Scan the records and identify every line in which the string "Scaling" occurs, then return those lines.

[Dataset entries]
□ □ □

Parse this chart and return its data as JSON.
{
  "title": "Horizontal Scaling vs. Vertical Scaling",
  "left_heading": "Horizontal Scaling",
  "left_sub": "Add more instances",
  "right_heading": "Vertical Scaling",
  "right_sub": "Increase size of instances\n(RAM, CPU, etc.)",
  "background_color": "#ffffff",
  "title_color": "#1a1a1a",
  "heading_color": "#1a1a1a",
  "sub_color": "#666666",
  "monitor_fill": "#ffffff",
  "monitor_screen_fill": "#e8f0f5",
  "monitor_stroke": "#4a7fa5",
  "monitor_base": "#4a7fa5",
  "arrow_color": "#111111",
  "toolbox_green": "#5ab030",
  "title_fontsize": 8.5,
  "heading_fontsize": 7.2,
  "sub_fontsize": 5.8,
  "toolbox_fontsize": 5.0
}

□ □ □

**Result of the task:**
  "title": "Horizontal Scaling vs. Vertical Scaling",
  "left_heading": "Horizontal Scaling",
  "right_heading": "Vertical Scaling",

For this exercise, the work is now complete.